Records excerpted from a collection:

════

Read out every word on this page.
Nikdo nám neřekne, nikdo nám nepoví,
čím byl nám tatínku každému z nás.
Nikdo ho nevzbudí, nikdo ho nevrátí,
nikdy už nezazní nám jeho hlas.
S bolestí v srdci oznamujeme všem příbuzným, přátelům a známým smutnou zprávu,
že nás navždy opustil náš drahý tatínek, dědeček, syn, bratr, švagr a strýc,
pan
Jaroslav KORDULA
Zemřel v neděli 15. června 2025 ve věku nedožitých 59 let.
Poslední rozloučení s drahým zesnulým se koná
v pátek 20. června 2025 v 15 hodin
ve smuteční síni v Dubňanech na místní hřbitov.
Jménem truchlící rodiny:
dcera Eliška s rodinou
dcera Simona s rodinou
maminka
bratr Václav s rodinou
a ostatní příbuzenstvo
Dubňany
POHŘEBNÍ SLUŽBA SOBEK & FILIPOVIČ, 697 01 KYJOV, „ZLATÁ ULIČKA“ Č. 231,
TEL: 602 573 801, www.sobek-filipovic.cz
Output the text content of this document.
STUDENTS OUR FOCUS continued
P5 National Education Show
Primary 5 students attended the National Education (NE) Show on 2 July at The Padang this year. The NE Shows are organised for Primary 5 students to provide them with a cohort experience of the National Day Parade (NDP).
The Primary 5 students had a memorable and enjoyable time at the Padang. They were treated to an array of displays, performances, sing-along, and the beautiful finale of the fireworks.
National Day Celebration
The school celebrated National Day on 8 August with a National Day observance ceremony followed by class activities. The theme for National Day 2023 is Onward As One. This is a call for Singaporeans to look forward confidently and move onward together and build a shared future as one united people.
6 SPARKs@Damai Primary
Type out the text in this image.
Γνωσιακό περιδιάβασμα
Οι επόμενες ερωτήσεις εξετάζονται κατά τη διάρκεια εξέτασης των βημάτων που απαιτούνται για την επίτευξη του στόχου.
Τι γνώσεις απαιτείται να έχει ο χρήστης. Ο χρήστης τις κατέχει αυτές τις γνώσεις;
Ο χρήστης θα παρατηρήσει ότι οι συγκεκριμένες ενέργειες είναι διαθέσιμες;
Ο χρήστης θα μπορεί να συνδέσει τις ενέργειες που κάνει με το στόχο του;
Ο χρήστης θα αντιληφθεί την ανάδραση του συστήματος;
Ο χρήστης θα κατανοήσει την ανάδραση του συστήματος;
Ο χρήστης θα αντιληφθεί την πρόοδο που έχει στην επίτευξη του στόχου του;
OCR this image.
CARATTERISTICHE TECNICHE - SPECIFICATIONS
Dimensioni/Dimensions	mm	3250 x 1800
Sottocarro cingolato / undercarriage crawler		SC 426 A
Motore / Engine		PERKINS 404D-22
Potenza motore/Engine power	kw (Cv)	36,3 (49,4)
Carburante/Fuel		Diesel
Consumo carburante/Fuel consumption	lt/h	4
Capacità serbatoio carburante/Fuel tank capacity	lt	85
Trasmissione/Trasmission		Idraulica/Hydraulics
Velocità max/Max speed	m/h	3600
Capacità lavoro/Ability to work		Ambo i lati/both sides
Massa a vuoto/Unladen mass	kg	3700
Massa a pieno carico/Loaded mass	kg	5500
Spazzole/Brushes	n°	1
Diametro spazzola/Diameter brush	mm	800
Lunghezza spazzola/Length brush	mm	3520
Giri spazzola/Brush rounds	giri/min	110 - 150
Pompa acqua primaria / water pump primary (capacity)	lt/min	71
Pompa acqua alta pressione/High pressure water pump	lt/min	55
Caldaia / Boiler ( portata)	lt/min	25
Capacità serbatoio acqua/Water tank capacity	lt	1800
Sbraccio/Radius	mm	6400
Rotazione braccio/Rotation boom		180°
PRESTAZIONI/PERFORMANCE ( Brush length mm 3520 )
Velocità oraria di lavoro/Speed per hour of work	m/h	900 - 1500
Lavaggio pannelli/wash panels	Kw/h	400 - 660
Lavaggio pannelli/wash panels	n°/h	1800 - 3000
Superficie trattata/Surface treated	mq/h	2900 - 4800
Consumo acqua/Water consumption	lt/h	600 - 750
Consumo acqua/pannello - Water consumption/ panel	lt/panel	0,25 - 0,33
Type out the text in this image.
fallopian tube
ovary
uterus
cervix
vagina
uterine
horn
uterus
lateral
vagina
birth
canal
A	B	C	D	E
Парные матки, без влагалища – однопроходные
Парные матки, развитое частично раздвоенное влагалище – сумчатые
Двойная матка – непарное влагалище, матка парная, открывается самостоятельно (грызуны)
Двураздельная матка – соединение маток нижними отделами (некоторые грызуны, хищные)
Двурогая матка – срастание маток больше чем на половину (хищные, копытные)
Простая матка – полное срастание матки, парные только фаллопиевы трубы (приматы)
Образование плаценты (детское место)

════

# What is required:
Show all lines from the listing above in which "Fuel" appears.

# Problem solution:
Carburante/Fuel		Diesel
Consumo carburante/Fuel consumption	lt/h	4
Capacità serbatoio carburante/Fuel tank capacity	lt	85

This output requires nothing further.